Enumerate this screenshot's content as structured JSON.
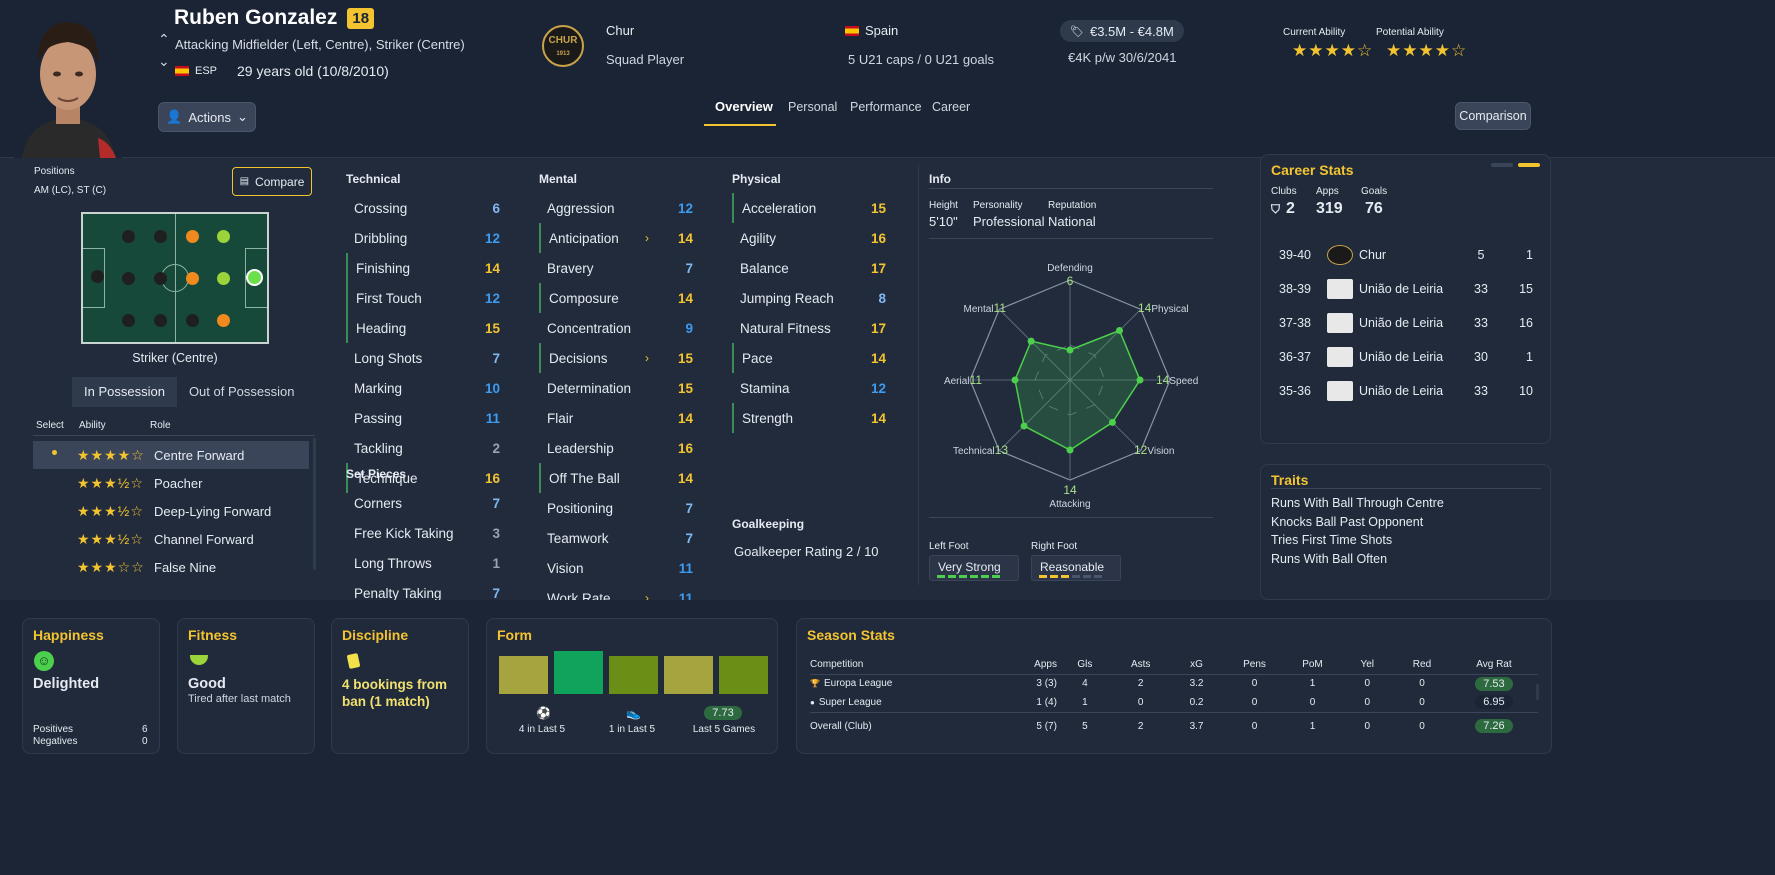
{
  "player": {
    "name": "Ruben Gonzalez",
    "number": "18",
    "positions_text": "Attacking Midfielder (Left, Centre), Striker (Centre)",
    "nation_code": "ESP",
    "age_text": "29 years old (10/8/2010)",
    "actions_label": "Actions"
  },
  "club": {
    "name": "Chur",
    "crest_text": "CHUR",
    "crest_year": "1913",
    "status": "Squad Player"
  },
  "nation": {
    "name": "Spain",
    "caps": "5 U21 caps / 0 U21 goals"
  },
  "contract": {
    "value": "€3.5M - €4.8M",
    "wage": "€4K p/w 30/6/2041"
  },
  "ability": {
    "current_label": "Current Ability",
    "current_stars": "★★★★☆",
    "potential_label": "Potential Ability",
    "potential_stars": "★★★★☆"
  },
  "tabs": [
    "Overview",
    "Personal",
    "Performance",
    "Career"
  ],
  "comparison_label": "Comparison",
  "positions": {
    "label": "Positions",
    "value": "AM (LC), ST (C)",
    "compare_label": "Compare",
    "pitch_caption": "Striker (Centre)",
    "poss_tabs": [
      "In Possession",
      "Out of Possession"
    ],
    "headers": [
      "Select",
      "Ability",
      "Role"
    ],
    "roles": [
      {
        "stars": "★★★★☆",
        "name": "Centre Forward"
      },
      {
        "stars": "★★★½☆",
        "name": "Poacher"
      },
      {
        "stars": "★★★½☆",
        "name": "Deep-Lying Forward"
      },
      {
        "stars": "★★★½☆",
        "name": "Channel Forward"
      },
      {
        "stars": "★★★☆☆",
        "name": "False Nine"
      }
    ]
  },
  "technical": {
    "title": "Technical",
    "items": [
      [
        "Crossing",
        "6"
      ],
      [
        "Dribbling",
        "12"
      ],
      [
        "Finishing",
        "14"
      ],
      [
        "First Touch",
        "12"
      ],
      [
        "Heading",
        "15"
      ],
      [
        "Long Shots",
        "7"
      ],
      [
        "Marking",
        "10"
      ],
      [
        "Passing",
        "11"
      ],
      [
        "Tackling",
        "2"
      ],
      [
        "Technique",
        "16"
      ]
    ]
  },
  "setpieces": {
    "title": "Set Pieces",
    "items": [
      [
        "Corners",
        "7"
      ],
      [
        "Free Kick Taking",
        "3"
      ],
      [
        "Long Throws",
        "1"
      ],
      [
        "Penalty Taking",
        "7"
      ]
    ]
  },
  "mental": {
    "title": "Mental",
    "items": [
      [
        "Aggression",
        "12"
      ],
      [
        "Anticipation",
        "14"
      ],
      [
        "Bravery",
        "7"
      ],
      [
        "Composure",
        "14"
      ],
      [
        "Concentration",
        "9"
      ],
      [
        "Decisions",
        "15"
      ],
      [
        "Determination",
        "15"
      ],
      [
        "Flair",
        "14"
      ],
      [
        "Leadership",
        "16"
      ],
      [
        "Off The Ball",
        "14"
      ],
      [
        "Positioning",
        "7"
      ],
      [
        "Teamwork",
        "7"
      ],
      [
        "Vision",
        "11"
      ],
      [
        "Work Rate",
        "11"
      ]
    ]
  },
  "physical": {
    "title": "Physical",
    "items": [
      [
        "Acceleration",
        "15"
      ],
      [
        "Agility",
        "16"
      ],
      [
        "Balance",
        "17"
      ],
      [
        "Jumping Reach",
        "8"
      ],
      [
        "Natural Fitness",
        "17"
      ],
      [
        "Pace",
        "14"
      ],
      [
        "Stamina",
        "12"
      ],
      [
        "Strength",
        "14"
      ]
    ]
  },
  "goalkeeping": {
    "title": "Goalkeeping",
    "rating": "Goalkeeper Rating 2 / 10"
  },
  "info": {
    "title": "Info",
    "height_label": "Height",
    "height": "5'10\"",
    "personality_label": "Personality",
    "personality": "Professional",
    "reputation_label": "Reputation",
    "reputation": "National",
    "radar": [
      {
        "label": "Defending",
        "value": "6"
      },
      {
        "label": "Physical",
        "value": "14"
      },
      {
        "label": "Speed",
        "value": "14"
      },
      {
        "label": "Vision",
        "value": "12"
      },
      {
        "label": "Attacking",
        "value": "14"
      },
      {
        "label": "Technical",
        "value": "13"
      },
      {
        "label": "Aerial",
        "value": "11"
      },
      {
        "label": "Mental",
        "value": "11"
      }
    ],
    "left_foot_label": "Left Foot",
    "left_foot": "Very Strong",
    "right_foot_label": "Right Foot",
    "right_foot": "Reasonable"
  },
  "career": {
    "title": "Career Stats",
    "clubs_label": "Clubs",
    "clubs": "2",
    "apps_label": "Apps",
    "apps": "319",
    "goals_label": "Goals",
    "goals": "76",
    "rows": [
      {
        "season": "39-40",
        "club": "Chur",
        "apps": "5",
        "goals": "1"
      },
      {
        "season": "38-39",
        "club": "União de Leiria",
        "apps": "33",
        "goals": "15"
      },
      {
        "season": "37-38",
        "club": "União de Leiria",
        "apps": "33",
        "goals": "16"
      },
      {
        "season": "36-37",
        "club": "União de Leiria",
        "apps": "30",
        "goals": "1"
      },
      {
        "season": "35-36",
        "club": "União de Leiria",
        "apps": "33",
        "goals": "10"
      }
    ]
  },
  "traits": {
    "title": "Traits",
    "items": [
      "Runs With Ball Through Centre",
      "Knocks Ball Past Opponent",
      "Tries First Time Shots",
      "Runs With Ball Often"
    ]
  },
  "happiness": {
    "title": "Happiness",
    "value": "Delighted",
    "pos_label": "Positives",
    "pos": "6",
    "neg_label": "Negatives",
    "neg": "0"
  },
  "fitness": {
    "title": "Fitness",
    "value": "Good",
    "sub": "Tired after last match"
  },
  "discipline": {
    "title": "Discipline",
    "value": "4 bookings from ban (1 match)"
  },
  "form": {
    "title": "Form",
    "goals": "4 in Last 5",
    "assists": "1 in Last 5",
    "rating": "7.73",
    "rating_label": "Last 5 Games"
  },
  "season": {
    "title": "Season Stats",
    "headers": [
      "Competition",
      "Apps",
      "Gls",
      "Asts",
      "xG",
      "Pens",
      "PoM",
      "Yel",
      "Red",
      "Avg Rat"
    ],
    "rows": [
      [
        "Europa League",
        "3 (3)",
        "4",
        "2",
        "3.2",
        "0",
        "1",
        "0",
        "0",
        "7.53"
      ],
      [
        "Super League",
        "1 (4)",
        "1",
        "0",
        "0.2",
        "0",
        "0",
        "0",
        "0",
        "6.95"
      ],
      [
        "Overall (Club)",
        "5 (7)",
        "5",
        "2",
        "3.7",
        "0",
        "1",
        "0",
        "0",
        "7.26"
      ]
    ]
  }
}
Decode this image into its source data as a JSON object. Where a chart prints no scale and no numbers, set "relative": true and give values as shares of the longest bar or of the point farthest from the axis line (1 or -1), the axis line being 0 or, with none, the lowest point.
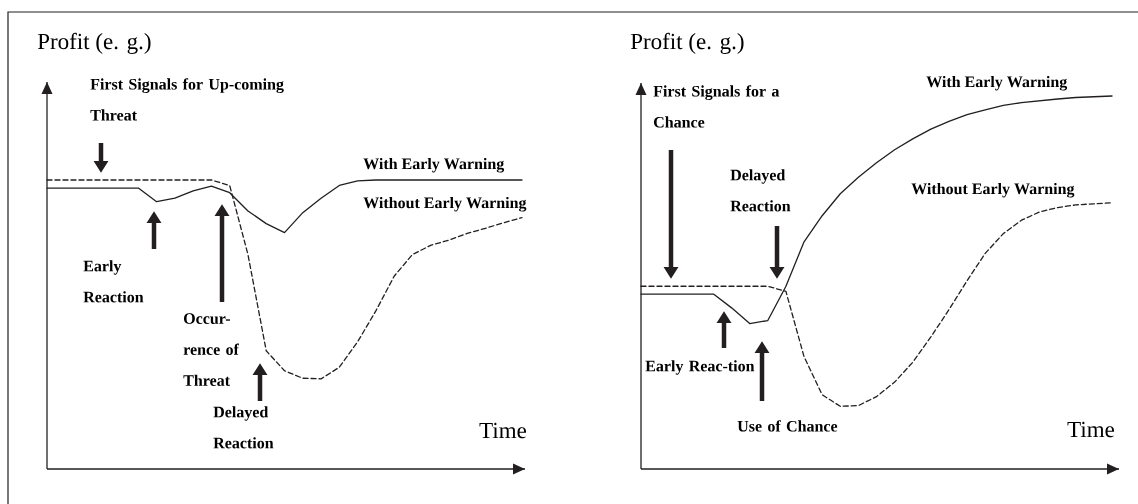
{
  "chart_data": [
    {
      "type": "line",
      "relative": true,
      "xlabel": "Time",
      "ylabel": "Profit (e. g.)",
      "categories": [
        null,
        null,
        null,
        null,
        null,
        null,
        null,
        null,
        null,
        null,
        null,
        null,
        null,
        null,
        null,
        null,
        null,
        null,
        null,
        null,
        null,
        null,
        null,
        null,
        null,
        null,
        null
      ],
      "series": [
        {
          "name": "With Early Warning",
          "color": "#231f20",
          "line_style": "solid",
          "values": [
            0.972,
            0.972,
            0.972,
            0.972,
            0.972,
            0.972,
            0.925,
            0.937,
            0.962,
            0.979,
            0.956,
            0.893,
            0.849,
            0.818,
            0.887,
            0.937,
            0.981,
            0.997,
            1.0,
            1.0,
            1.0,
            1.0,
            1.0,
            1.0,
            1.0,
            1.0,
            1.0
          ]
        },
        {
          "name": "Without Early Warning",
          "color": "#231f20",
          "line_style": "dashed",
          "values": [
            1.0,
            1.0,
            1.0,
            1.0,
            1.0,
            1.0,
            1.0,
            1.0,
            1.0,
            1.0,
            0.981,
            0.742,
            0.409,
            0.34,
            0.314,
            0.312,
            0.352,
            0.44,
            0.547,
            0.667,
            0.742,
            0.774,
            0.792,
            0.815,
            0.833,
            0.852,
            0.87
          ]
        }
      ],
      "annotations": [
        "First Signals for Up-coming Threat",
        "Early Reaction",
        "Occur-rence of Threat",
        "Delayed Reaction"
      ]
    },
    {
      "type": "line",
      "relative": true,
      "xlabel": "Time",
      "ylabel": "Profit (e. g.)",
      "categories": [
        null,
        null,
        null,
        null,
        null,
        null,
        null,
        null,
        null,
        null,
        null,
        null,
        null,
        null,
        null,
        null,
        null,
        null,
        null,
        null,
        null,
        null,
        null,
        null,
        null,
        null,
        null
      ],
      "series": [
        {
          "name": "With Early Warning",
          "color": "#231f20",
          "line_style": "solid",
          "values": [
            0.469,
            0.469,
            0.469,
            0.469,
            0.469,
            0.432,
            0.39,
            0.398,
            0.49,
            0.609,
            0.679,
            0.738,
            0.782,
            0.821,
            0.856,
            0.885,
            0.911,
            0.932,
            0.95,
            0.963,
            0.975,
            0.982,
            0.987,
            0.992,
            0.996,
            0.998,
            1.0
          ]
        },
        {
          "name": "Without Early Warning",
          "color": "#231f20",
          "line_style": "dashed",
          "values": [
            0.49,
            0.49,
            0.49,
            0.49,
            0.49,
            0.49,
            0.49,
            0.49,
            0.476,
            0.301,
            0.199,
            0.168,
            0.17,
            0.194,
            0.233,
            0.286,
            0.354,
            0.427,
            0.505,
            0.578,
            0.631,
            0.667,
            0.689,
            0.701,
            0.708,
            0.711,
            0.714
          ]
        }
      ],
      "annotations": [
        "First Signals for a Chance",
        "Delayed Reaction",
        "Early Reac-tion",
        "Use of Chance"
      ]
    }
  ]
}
......
Copy out each line in the preceding records that contains "Forward".

        "name": "Centre Forward"
        "name": "Deep-Lying Forward"
        "name": "Channel Forward"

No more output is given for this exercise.